### What needs to be done:
Return the whole listing, keeping every character the same.

### Entries:
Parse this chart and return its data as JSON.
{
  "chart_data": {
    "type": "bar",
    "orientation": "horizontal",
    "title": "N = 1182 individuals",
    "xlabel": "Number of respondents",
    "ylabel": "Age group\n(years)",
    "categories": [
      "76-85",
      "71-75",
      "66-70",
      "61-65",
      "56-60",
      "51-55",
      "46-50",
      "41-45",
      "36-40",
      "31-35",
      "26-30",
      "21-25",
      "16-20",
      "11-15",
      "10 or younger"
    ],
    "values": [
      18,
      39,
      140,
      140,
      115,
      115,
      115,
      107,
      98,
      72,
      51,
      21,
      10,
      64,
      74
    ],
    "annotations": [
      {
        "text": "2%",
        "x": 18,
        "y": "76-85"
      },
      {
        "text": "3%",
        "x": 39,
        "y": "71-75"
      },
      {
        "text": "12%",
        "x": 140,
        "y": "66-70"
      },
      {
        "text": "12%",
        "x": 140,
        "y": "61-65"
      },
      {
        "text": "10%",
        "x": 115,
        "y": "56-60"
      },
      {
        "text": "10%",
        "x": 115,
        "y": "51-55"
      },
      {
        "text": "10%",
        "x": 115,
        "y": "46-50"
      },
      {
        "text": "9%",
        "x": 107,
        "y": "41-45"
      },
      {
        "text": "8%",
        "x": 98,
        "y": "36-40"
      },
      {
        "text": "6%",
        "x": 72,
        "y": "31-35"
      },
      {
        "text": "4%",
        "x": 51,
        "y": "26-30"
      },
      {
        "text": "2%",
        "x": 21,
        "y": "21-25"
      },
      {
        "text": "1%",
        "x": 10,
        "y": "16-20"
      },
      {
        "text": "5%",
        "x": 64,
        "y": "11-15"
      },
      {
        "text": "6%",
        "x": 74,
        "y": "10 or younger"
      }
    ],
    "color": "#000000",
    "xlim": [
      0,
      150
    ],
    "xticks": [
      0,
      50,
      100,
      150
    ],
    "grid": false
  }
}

### The completed task:
Parse this chart and return its data as JSON.
{
  "chart_data": {
    "type": "bar",
    "orientation": "horizontal",
    "title": "N = 1182 individuals",
    "xlabel": "Number of respondents",
    "ylabel": "Age group\n(years)",
    "categories": [
      "76-85",
      "71-75",
      "66-70",
      "61-65",
      "56-60",
      "51-55",
      "46-50",
      "41-45",
      "36-40",
      "31-35",
      "26-30",
      "21-25",
      "16-20",
      "11-15",
      "10 or younger"
    ],
    "values": [
      18,
      39,
      140,
      140,
      115,
      115,
      115,
      107,
      98,
      72,
      51,
      21,
      10,
      64,
      74
    ],
    "annotations": [
      {
        "text": "2%",
        "x": 18,
        "y": "76-85"
      },
      {
        "text": "3%",
        "x": 39,
        "y": "71-75"
      },
      {
        "text": "12%",
        "x": 140,
        "y": "66-70"
      },
      {
        "text": "12%",
        "x": 140,
        "y": "61-65"
      },
      {
        "text": "10%",
        "x": 115,
        "y": "56-60"
      },
      {
        "text": "10%",
        "x": 115,
        "y": "51-55"
      },
      {
        "text": "10%",
        "x": 115,
        "y": "46-50"
      },
      {
        "text": "9%",
        "x": 107,
        "y": "41-45"
      },
      {
        "text": "8%",
        "x": 98,
        "y": "36-40"
      },
      {
        "text": "6%",
        "x": 72,
        "y": "31-35"
      },
      {
        "text": "4%",
        "x": 51,
        "y": "26-30"
      },
      {
        "text": "2%",
        "x": 21,
        "y": "21-25"
      },
      {
        "text": "1%",
        "x": 10,
        "y": "16-20"
      },
      {
        "text": "5%",
        "x": 64,
        "y": "11-15"
      },
      {
        "text": "6%",
        "x": 74,
        "y": "10 or younger"
      }
    ],
    "color": "#000000",
    "xlim": [
      0,
      150
    ],
    "xticks": [
      0,
      50,
      100,
      150
    ],
    "grid": false
  }
}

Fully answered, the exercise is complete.